-- DATA ROWS start --
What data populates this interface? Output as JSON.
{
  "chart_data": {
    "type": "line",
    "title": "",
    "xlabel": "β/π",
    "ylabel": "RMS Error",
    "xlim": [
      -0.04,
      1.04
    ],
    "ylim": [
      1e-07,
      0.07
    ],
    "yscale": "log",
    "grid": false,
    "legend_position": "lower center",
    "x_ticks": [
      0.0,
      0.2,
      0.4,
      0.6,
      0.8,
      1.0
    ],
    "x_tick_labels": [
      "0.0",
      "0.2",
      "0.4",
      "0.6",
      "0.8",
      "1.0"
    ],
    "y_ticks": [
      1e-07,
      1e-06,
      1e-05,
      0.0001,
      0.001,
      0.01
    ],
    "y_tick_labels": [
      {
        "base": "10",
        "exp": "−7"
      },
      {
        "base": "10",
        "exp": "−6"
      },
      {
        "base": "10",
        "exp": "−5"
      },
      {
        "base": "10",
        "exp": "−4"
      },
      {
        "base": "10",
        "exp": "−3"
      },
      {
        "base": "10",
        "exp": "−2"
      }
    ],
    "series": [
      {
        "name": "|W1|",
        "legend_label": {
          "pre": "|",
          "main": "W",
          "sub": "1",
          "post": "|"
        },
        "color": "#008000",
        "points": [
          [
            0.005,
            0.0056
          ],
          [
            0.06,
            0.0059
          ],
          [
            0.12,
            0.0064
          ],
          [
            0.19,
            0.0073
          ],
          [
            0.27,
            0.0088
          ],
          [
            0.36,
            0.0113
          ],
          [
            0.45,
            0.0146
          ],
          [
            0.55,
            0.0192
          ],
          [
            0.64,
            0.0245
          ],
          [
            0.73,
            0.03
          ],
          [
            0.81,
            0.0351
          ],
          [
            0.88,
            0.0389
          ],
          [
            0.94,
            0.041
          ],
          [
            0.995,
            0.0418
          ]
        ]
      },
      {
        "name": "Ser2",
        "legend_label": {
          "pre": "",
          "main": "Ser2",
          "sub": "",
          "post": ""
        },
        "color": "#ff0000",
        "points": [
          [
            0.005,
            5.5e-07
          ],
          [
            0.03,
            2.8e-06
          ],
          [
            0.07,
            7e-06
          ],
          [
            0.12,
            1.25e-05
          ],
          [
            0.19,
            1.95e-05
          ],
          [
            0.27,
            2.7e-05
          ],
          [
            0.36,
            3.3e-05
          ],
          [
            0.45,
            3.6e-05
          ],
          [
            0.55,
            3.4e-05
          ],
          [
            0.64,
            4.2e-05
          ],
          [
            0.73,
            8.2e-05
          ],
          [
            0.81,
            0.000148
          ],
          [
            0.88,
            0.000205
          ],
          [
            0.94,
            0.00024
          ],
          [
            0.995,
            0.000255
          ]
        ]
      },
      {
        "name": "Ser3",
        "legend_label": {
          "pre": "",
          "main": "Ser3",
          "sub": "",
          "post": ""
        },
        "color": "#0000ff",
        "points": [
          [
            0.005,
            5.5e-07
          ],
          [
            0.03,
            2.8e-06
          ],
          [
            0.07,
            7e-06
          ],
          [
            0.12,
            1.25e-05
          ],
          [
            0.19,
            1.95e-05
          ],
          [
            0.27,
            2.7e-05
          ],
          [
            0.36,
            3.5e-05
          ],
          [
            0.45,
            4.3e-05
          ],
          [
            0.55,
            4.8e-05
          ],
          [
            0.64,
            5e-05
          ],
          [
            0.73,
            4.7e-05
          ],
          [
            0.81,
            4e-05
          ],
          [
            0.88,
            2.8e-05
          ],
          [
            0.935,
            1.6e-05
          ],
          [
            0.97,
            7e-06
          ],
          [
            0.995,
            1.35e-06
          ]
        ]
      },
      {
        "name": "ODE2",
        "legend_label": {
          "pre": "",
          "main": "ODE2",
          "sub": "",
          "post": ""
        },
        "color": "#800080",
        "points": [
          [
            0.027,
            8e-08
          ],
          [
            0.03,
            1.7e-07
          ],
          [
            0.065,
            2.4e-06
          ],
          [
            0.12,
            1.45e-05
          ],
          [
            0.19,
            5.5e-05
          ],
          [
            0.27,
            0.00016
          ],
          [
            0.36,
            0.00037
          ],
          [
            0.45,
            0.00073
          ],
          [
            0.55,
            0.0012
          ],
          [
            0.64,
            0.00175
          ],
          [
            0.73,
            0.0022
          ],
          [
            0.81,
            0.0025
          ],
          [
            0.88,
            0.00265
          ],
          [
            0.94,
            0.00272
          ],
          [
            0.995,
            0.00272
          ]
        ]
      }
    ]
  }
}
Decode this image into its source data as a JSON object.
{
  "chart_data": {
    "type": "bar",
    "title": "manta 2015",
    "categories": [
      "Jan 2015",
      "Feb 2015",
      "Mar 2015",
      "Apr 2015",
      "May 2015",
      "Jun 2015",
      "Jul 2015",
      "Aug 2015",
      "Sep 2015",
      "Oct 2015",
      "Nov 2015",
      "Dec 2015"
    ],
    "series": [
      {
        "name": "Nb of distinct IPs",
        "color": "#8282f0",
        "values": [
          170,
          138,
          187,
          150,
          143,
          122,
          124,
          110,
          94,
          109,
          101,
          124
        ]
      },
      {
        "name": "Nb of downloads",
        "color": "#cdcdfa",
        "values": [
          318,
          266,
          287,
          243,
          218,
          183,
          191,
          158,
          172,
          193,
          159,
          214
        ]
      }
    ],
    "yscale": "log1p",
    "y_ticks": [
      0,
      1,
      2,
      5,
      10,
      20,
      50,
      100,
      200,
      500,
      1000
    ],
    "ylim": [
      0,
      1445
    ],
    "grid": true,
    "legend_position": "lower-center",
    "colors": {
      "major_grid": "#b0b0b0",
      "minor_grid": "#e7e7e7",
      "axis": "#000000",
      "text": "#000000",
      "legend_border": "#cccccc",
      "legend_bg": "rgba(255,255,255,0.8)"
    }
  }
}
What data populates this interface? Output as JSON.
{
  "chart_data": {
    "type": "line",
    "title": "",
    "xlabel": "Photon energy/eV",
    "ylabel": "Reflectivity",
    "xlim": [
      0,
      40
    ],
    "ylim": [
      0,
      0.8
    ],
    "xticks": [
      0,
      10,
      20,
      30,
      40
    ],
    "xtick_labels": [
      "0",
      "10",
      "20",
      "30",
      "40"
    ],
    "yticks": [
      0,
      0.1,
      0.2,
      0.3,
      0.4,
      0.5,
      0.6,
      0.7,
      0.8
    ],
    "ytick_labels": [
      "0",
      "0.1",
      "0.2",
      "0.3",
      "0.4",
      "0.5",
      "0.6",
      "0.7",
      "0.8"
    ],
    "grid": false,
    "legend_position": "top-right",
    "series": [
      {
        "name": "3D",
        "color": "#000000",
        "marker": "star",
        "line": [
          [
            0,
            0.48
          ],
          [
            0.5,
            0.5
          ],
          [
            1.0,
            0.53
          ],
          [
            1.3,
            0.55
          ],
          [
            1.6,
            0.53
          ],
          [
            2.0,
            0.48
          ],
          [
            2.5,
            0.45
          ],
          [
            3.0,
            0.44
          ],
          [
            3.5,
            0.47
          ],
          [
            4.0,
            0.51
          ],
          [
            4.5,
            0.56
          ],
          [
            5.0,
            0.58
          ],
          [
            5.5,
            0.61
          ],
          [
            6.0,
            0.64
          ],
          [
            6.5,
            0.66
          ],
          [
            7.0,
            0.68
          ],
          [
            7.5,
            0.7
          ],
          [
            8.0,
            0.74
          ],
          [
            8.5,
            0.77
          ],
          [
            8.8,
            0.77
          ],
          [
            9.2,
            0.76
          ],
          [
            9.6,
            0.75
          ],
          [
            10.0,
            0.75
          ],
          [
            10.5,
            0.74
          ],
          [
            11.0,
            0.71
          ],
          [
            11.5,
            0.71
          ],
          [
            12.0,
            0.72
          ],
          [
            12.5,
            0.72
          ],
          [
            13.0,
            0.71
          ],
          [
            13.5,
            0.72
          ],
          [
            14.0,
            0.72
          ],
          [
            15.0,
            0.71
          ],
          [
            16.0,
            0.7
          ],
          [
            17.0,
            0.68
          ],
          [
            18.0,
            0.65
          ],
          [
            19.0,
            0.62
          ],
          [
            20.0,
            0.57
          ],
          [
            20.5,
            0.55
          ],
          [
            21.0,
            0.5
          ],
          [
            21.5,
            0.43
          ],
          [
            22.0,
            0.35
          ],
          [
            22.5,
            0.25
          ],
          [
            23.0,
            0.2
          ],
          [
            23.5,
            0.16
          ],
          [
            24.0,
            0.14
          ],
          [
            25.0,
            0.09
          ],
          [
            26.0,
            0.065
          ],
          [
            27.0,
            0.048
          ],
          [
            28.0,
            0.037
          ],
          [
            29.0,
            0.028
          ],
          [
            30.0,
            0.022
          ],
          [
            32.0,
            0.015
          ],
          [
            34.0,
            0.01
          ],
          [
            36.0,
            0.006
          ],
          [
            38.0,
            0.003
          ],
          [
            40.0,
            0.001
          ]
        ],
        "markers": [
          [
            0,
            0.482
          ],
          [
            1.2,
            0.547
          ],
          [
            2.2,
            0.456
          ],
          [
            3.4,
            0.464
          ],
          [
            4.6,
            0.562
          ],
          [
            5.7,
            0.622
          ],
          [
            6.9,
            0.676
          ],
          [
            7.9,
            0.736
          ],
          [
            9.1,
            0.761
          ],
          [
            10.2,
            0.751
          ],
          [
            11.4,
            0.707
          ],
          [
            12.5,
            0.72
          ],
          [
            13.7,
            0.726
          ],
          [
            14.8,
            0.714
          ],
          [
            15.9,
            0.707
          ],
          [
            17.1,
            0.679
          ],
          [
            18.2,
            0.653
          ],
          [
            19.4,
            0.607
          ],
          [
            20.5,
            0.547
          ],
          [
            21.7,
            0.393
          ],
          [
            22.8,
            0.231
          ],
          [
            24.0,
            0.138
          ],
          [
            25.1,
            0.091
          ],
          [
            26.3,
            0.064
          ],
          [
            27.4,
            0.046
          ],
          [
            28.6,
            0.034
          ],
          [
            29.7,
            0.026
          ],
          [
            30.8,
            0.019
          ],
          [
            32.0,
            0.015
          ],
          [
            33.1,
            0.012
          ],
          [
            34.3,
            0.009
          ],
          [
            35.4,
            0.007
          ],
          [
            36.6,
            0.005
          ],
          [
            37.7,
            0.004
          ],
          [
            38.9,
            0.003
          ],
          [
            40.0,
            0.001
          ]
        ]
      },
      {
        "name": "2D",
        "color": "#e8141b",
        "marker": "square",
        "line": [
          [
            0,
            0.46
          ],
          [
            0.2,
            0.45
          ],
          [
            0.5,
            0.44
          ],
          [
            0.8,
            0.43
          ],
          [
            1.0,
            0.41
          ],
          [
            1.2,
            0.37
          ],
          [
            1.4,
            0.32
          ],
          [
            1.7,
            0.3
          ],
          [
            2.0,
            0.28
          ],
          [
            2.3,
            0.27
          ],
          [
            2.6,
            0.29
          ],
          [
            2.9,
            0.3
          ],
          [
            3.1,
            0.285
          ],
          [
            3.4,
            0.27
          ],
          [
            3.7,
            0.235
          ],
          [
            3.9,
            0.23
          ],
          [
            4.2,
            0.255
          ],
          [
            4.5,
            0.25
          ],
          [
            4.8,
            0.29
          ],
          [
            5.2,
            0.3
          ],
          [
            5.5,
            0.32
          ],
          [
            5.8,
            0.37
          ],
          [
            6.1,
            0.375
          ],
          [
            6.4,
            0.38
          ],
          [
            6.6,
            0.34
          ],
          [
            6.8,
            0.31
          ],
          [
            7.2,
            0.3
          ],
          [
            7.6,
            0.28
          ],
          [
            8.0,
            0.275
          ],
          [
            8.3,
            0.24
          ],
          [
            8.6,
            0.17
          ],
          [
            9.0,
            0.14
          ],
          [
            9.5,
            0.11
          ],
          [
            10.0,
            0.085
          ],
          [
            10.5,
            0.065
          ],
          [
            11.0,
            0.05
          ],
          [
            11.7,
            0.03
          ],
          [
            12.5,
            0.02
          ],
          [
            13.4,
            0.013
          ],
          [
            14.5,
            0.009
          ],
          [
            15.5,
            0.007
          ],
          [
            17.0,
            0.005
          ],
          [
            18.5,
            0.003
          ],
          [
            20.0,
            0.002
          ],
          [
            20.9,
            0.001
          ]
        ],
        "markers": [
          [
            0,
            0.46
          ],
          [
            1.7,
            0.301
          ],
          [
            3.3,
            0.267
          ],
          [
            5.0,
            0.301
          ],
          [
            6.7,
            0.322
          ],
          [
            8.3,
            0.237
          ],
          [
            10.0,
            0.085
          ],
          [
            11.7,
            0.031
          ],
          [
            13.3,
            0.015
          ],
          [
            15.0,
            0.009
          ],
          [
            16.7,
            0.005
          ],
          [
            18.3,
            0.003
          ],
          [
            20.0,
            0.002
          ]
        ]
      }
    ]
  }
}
-- DATA ROWS end --
#### [EXERCISE INSTRUCTIONS]
Take every line above carrying "lower" and return it.

#### [OUTPUT]
    "legend_position": "lower center",
    "legend_position": "lower-center",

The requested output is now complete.